### [Given task]
Gather every line in the records below that contains the word "value".

### [Input rows]
────────────────────────────────────────
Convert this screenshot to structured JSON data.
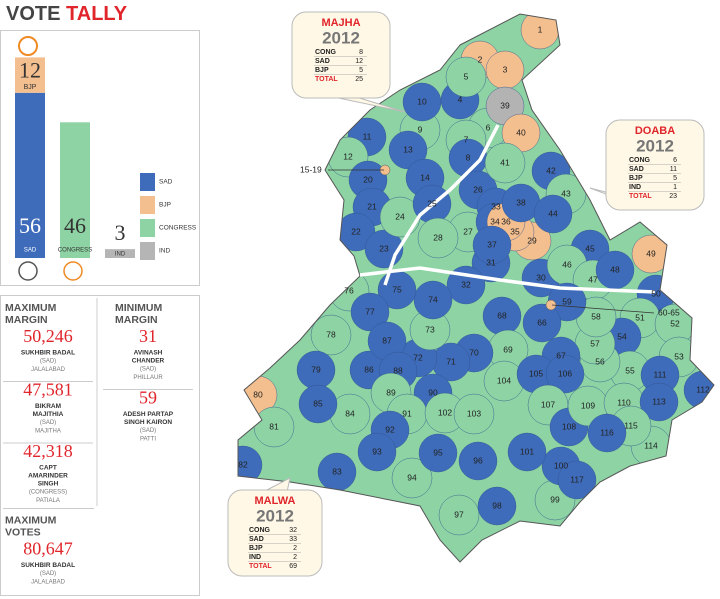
{
  "vote_tally": {
    "type": "bar",
    "title_1": "VOTE",
    "title_2": "TALLY",
    "bars": [
      [
        {
          "name": "SAD",
          "value": 56,
          "color": "#3f6cba"
        },
        {
          "name": "BJP",
          "value": 12,
          "color": "#f4bf8f"
        }
      ],
      [
        {
          "name": "CONGRESS",
          "value": 46,
          "color": "#8dd3a4"
        }
      ],
      [
        {
          "name": "IND",
          "value": 3,
          "color": "#b5b5b5"
        }
      ]
    ]
  },
  "margins": {
    "max_margin": {
      "heading": [
        "MAXIMUM",
        "MARGIN"
      ],
      "entries": [
        {
          "value": "50,246",
          "name": [
            "SUKHBIR BADAL"
          ],
          "party": "(SAD)",
          "seat": "JALALABAD"
        },
        {
          "value": "47,581",
          "name": [
            "BIKRAM",
            "MAJITHIA"
          ],
          "party": "(SAD)",
          "seat": "MAJITHA"
        },
        {
          "value": "42,318",
          "name": [
            "CAPT",
            "AMARINDER",
            "SINGH"
          ],
          "party": "(CONGRESS)",
          "seat": "PATIALA"
        }
      ]
    },
    "min_margin": {
      "heading": [
        "MINIMUM",
        "MARGIN"
      ],
      "entries": [
        {
          "value": "31",
          "name": [
            "AVINASH",
            "CHANDER"
          ],
          "party": "(SAD)",
          "seat": "PHILLAUR"
        },
        {
          "value": "59",
          "name": [
            "ADESH PARTAP",
            "SINGH KAIRON"
          ],
          "party": "(SAD)",
          "seat": "PATTI"
        }
      ]
    },
    "max_votes": {
      "heading": [
        "MAXIMUM",
        "VOTES"
      ],
      "entries": [
        {
          "value": "80,647",
          "name": [
            "SUKHBIR BADAL"
          ],
          "party": "(SAD)",
          "seat": "JALALABAD"
        }
      ]
    }
  },
  "regions": [
    {
      "name": "MAJHA",
      "year": "2012",
      "rows": [
        {
          "party": "CONG",
          "seats": 8
        },
        {
          "party": "SAD",
          "seats": 12
        },
        {
          "party": "BJP",
          "seats": 5
        }
      ],
      "total": {
        "label": "TOTAL",
        "seats": 25
      }
    },
    {
      "name": "DOABA",
      "year": "2012",
      "rows": [
        {
          "party": "CONG",
          "seats": 6
        },
        {
          "party": "SAD",
          "seats": 11
        },
        {
          "party": "BJP",
          "seats": 5
        },
        {
          "party": "IND",
          "seats": 1
        }
      ],
      "total": {
        "label": "TOTAL",
        "seats": 23
      }
    },
    {
      "name": "MALWA",
      "year": "2012",
      "rows": [
        {
          "party": "CONG",
          "seats": 32
        },
        {
          "party": "SAD",
          "seats": 33
        },
        {
          "party": "BJP",
          "seats": 2
        },
        {
          "party": "IND",
          "seats": 2
        }
      ],
      "total": {
        "label": "TOTAL",
        "seats": 69
      }
    }
  ],
  "map": {
    "party_colors": {
      "SAD": "#3f6cba",
      "CONG": "#8dd3a4",
      "BJP": "#f4bf8f",
      "IND": "#b3b3b3"
    },
    "callouts": [
      "15-19",
      "60-65"
    ],
    "constituencies": [
      {
        "label": "1",
        "party": "BJP"
      },
      {
        "label": "2",
        "party": "BJP"
      },
      {
        "label": "3",
        "party": "BJP"
      },
      {
        "label": "4",
        "party": "SAD"
      },
      {
        "label": "5",
        "party": "CONG"
      },
      {
        "label": "6",
        "party": "CONG"
      },
      {
        "label": "7",
        "party": "CONG"
      },
      {
        "label": "8",
        "party": "SAD"
      },
      {
        "label": "9",
        "party": "CONG"
      },
      {
        "label": "10",
        "party": "SAD"
      },
      {
        "label": "11",
        "party": "SAD"
      },
      {
        "label": "12",
        "party": "CONG"
      },
      {
        "label": "13",
        "party": "SAD"
      },
      {
        "label": "14",
        "party": "SAD"
      },
      {
        "label": "20",
        "party": "SAD"
      },
      {
        "label": "21",
        "party": "SAD"
      },
      {
        "label": "22",
        "party": "SAD"
      },
      {
        "label": "23",
        "party": "SAD"
      },
      {
        "label": "24",
        "party": "CONG"
      },
      {
        "label": "25",
        "party": "SAD"
      },
      {
        "label": "26",
        "party": "SAD"
      },
      {
        "label": "27",
        "party": "CONG"
      },
      {
        "label": "28",
        "party": "CONG"
      },
      {
        "label": "29",
        "party": "BJP"
      },
      {
        "label": "30",
        "party": "SAD"
      },
      {
        "label": "31",
        "party": "SAD"
      },
      {
        "label": "32",
        "party": "SAD"
      },
      {
        "label": "33",
        "party": "SAD"
      },
      {
        "label": "34",
        "party": "SAD"
      },
      {
        "label": "35",
        "party": "BJP"
      },
      {
        "label": "36",
        "party": "BJP"
      },
      {
        "label": "37",
        "party": "SAD"
      },
      {
        "label": "38",
        "party": "SAD"
      },
      {
        "label": "39",
        "party": "IND"
      },
      {
        "label": "40",
        "party": "BJP"
      },
      {
        "label": "41",
        "party": "CONG"
      },
      {
        "label": "42",
        "party": "SAD"
      },
      {
        "label": "43",
        "party": "CONG"
      },
      {
        "label": "44",
        "party": "SAD"
      },
      {
        "label": "45",
        "party": "SAD"
      },
      {
        "label": "46",
        "party": "CONG"
      },
      {
        "label": "47",
        "party": "CONG"
      },
      {
        "label": "48",
        "party": "SAD"
      },
      {
        "label": "49",
        "party": "BJP"
      },
      {
        "label": "50",
        "party": "SAD"
      },
      {
        "label": "51",
        "party": "CONG"
      },
      {
        "label": "52",
        "party": "CONG"
      },
      {
        "label": "53",
        "party": "CONG"
      },
      {
        "label": "54",
        "party": "SAD"
      },
      {
        "label": "55",
        "party": "CONG"
      },
      {
        "label": "56",
        "party": "CONG"
      },
      {
        "label": "57",
        "party": "CONG"
      },
      {
        "label": "58",
        "party": "CONG"
      },
      {
        "label": "59",
        "party": "SAD"
      },
      {
        "label": "66",
        "party": "SAD"
      },
      {
        "label": "67",
        "party": "SAD"
      },
      {
        "label": "68",
        "party": "SAD"
      },
      {
        "label": "69",
        "party": "CONG"
      },
      {
        "label": "70",
        "party": "SAD"
      },
      {
        "label": "71",
        "party": "SAD"
      },
      {
        "label": "72",
        "party": "SAD"
      },
      {
        "label": "73",
        "party": "CONG"
      },
      {
        "label": "74",
        "party": "SAD"
      },
      {
        "label": "75",
        "party": "SAD"
      },
      {
        "label": "76",
        "party": "CONG"
      },
      {
        "label": "77",
        "party": "SAD"
      },
      {
        "label": "78",
        "party": "CONG"
      },
      {
        "label": "79",
        "party": "SAD"
      },
      {
        "label": "80",
        "party": "BJP"
      },
      {
        "label": "81",
        "party": "CONG"
      },
      {
        "label": "82",
        "party": "SAD"
      },
      {
        "label": "83",
        "party": "SAD"
      },
      {
        "label": "84",
        "party": "CONG"
      },
      {
        "label": "85",
        "party": "SAD"
      },
      {
        "label": "86",
        "party": "SAD"
      },
      {
        "label": "87",
        "party": "SAD"
      },
      {
        "label": "88",
        "party": "SAD"
      },
      {
        "label": "89",
        "party": "CONG"
      },
      {
        "label": "90",
        "party": "SAD"
      },
      {
        "label": "91",
        "party": "CONG"
      },
      {
        "label": "92",
        "party": "SAD"
      },
      {
        "label": "93",
        "party": "SAD"
      },
      {
        "label": "94",
        "party": "CONG"
      },
      {
        "label": "95",
        "party": "SAD"
      },
      {
        "label": "96",
        "party": "SAD"
      },
      {
        "label": "97",
        "party": "CONG"
      },
      {
        "label": "98",
        "party": "SAD"
      },
      {
        "label": "99",
        "party": "CONG"
      },
      {
        "label": "100",
        "party": "SAD"
      },
      {
        "label": "101",
        "party": "SAD"
      },
      {
        "label": "102",
        "party": "CONG"
      },
      {
        "label": "103",
        "party": "CONG"
      },
      {
        "label": "104",
        "party": "CONG"
      },
      {
        "label": "105",
        "party": "SAD"
      },
      {
        "label": "106",
        "party": "SAD"
      },
      {
        "label": "107",
        "party": "CONG"
      },
      {
        "label": "108",
        "party": "SAD"
      },
      {
        "label": "109",
        "party": "CONG"
      },
      {
        "label": "110",
        "party": "CONG"
      },
      {
        "label": "111",
        "party": "SAD"
      },
      {
        "label": "112",
        "party": "SAD"
      },
      {
        "label": "113",
        "party": "SAD"
      },
      {
        "label": "114",
        "party": "CONG"
      },
      {
        "label": "115",
        "party": "CONG"
      },
      {
        "label": "116",
        "party": "SAD"
      },
      {
        "label": "117",
        "party": "SAD"
      }
    ]
  }
}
────────────────────────────────────────
### [Final result]
          "value": 56,
          "value": 12,
          "value": 46,
          "value": 3,
          "value": "50,246",
          "value": "47,581",
          "value": "42,318",
          "value": "31",
          "value": "59",
          "value": "80,647",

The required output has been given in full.